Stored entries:
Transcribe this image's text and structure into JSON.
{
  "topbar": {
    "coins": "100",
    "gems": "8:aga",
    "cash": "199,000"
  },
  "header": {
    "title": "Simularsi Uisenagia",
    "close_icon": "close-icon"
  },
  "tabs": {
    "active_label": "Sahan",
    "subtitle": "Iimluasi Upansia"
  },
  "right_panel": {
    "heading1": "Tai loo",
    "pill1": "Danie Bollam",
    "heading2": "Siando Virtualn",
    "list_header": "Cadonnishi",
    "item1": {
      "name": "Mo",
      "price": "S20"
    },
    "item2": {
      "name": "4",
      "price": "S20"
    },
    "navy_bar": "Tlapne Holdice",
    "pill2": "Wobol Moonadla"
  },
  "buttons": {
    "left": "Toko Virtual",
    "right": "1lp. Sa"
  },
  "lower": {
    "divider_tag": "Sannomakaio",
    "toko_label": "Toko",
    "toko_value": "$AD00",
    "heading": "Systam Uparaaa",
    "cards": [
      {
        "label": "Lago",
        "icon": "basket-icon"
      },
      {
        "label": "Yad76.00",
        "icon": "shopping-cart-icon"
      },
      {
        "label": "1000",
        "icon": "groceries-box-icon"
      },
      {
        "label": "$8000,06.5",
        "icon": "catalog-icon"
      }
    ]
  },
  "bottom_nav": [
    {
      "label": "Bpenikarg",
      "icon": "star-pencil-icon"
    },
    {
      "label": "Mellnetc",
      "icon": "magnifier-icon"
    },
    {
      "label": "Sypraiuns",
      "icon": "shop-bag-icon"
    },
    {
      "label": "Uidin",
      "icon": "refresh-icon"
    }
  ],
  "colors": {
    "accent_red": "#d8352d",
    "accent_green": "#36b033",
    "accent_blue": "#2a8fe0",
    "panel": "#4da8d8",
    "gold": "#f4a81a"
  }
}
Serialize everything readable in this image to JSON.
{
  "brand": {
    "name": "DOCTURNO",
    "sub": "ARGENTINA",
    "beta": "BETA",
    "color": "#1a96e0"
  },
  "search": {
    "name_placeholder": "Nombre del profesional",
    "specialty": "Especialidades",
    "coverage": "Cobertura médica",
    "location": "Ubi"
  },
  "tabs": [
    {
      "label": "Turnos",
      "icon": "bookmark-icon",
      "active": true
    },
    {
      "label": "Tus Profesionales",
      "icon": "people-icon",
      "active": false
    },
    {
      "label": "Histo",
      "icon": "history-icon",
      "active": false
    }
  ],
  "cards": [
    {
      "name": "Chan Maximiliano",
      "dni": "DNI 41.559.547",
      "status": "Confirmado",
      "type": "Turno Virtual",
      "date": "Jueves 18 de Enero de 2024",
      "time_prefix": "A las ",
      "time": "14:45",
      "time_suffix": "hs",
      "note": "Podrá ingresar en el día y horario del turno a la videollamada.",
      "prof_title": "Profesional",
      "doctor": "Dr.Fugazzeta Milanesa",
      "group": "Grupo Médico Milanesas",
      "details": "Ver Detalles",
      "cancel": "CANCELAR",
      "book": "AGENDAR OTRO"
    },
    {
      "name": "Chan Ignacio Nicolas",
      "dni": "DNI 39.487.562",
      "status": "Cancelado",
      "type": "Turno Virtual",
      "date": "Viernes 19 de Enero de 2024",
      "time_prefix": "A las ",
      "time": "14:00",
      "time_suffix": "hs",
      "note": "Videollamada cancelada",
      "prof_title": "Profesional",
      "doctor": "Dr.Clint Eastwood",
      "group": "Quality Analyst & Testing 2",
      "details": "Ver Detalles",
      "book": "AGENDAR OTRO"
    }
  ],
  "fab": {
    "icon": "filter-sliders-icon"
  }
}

● **Short task**
Return each line that includes "note".

● **The response**
      "note": "Podrá ingresar en el día y horario del turno a la videollamada.",
      "note": "Videollamada cancelada",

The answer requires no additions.